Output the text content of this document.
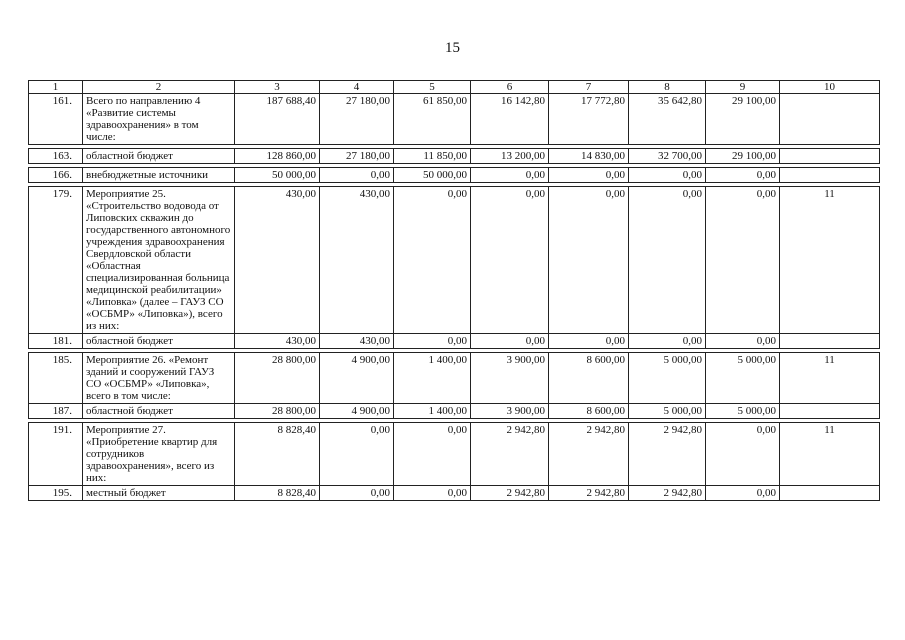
15
1	2	3	4	5	6	7	8	9	10
161.	Всего по направлению 4 «Развитие системы здравоохранения» в том числе:	187 688,40	27 180,00	61 850,00	16 142,80	17 772,80	35 642,80	29 100,00	

163.	областной бюджет	128 860,00	27 180,00	11 850,00	13 200,00	14 830,00	32 700,00	29 100,00	

166.	внебюджетные источники	50 000,00	0,00	50 000,00	0,00	0,00	0,00	0,00	

179.	Мероприятие 25. «Строительство водовода от Липовских скважин до государственного автономного учреждения здравоохранения Свердловской области «Областная специализированная больница медицинской реабилитации» «Липовка» (далее – ГАУЗ СО «ОСБМР» «Липовка»), всего из них:	430,00	430,00	0,00	0,00	0,00	0,00	0,00	11
181.	областной бюджет	430,00	430,00	0,00	0,00	0,00	0,00	0,00	

185.	Мероприятие 26. «Ремонт зданий и сооружений ГАУЗ СО «ОСБМР» «Липовка», всего в том числе:	28 800,00	4 900,00	1 400,00	3 900,00	8 600,00	5 000,00	5 000,00	11
187.	областной бюджет	28 800,00	4 900,00	1 400,00	3 900,00	8 600,00	5 000,00	5 000,00	

191.	Мероприятие 27. «Приобретение квартир для сотрудников здравоохранения», всего из них:	8 828,40	0,00	0,00	2 942,80	2 942,80	2 942,80	0,00	11
195.	местный бюджет	8 828,40	0,00	0,00	2 942,80	2 942,80	2 942,80	0,00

__________________________________________________

__Request__: Restate each entry word for word, leaving out any pictures.

__Response__:
Output the text content of this document.
15
1	2	3	4	5	6	7	8	9	10
161.	Всего по направлению 4 «Развитие системы здравоохранения» в том числе:	187 688,40	27 180,00	61 850,00	16 142,80	17 772,80	35 642,80	29 100,00	

163.	областной бюджет	128 860,00	27 180,00	11 850,00	13 200,00	14 830,00	32 700,00	29 100,00	

166.	внебюджетные источники	50 000,00	0,00	50 000,00	0,00	0,00	0,00	0,00	

179.	Мероприятие 25. «Строительство водовода от Липовских скважин до государственного автономного учреждения здравоохранения Свердловской области «Областная специализированная больница медицинской реабилитации» «Липовка» (далее – ГАУЗ СО «ОСБМР» «Липовка»), всего из них:	430,00	430,00	0,00	0,00	0,00	0,00	0,00	11
181.	областной бюджет	430,00	430,00	0,00	0,00	0,00	0,00	0,00	

185.	Мероприятие 26. «Ремонт зданий и сооружений ГАУЗ СО «ОСБМР» «Липовка», всего в том числе:	28 800,00	4 900,00	1 400,00	3 900,00	8 600,00	5 000,00	5 000,00	11
187.	областной бюджет	28 800,00	4 900,00	1 400,00	3 900,00	8 600,00	5 000,00	5 000,00	

191.	Мероприятие 27. «Приобретение квартир для сотрудников здравоохранения», всего из них:	8 828,40	0,00	0,00	2 942,80	2 942,80	2 942,80	0,00	11
195.	местный бюджет	8 828,40	0,00	0,00	2 942,80	2 942,80	2 942,80	0,00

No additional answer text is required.